Data extracted from a collection:
□ □ □ □

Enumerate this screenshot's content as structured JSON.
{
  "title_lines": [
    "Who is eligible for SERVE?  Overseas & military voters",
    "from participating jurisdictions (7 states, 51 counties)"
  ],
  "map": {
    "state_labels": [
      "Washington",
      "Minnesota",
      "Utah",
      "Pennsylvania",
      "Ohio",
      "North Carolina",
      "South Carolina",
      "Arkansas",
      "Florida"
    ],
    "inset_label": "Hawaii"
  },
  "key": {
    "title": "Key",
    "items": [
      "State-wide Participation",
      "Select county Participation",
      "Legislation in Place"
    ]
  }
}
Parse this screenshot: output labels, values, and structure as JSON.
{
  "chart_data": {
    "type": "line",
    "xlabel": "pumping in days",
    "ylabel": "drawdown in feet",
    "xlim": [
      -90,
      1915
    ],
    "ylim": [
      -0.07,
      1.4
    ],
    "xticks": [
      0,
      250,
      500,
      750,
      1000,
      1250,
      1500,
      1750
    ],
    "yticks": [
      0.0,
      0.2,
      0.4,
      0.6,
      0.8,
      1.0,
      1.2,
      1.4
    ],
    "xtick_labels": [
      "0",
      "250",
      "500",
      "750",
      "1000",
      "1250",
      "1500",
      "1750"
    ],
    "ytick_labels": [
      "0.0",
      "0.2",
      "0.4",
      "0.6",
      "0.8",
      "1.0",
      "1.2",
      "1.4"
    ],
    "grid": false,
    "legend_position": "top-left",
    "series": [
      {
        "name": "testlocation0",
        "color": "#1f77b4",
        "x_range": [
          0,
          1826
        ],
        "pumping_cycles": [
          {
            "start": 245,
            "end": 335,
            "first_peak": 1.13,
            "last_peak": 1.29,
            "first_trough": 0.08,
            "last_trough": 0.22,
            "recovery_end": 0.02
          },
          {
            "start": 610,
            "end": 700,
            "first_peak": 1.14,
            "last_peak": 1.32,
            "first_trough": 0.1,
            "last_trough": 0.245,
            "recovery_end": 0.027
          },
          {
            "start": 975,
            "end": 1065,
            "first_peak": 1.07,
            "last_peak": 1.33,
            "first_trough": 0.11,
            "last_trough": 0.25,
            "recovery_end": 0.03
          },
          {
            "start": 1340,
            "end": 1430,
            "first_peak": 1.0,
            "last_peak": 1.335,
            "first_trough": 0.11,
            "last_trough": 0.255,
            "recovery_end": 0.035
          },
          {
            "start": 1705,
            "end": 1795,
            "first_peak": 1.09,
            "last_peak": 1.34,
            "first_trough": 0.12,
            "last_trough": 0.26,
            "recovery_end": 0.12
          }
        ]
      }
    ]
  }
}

□ □ □ □

## WRITTEN EXERCISE
In the entries above, find each line with the word "this" and copy it.

## THE REPLY
Enumerate this screenshot's content as structured JSON.
Parse this screenshot: output labels, values, and structure as JSON.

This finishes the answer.